- Instruction:
Copy out the lines that have "COMEX" in them.
· · ·
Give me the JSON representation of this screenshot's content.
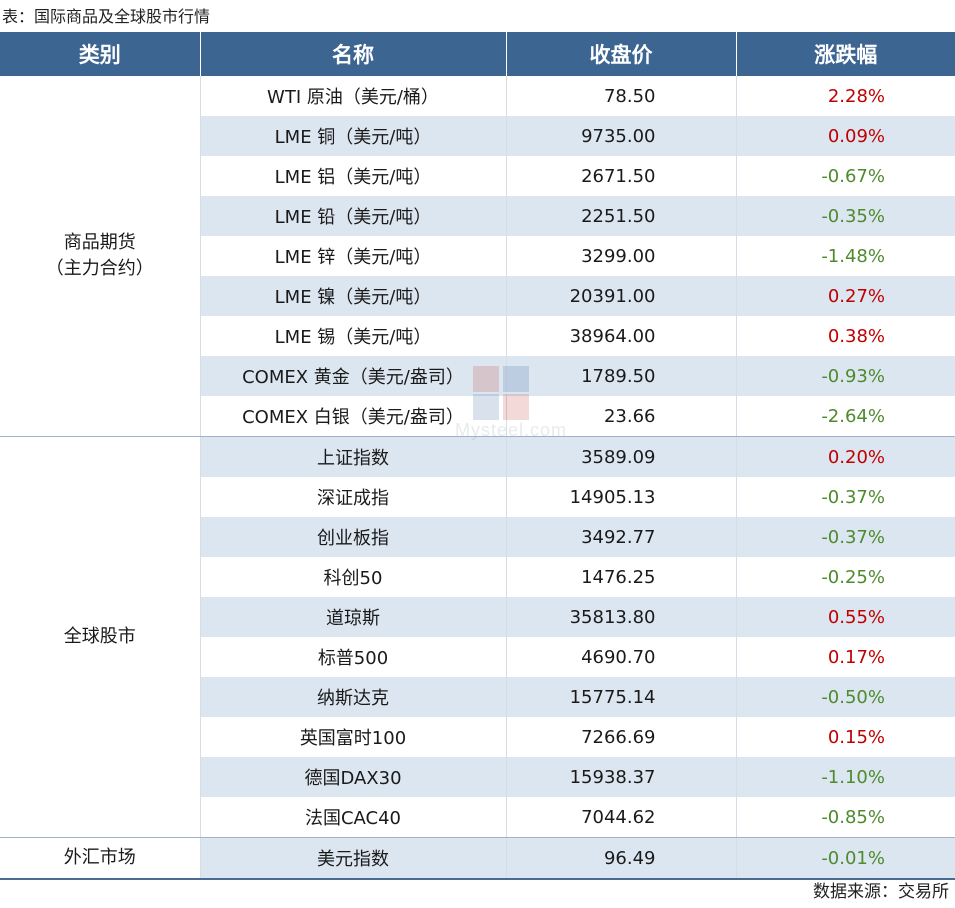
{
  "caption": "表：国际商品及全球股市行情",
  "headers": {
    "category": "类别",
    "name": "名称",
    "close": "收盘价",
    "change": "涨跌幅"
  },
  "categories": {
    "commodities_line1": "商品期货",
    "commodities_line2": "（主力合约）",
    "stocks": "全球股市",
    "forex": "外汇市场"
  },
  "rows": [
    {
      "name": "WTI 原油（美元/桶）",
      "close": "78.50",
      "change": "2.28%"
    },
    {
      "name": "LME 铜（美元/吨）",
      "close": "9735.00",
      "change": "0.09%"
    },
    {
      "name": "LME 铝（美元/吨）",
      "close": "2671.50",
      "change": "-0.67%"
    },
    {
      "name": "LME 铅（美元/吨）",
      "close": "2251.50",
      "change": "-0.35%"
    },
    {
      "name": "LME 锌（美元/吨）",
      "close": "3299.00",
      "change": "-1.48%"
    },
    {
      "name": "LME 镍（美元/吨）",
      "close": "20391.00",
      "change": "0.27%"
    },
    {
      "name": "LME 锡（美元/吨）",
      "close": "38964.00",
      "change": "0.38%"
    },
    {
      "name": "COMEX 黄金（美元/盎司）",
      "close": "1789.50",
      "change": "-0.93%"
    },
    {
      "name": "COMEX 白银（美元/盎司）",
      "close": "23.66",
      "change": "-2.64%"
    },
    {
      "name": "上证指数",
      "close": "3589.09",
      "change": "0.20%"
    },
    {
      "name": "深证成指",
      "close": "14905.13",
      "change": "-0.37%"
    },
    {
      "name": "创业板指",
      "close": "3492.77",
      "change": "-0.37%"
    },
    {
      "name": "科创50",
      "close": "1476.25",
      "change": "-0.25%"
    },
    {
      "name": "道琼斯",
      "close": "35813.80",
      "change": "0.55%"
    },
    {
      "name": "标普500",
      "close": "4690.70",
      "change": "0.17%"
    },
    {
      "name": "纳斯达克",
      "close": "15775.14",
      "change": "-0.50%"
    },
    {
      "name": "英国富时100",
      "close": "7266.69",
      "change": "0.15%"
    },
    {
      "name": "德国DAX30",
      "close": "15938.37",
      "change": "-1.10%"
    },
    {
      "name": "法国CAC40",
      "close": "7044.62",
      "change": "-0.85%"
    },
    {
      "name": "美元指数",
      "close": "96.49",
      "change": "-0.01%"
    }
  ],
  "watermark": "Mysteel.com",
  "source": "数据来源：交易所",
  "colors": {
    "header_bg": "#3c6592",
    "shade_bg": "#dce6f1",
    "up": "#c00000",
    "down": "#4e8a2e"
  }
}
· · ·
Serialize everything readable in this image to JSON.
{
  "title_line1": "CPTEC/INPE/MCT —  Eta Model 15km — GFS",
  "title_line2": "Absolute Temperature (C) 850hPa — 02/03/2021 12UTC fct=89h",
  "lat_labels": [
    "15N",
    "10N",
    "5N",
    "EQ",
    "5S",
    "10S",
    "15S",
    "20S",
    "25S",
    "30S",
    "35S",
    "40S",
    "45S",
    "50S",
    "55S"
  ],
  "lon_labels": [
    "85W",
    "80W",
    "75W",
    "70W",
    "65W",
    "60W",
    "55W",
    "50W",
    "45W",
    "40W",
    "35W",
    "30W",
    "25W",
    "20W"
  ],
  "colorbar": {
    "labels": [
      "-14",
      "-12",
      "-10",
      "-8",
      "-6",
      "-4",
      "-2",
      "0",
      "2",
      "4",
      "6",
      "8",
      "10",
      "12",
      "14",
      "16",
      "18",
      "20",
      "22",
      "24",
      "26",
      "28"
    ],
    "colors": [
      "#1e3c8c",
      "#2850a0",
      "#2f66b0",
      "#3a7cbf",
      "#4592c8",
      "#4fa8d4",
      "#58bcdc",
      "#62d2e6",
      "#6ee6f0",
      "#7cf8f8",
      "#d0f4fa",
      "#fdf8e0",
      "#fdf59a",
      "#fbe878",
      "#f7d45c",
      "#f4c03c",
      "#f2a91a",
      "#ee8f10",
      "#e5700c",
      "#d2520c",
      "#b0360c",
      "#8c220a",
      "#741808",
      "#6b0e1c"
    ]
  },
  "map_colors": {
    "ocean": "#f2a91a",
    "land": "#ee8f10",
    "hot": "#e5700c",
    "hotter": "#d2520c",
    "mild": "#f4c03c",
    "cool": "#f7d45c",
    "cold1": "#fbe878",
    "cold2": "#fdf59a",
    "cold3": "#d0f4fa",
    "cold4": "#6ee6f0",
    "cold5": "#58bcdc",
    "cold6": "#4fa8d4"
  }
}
· · ·
- Task output:
      "name": "COMEX 黄金（美元/盎司）",
      "name": "COMEX 白银（美元/盎司）",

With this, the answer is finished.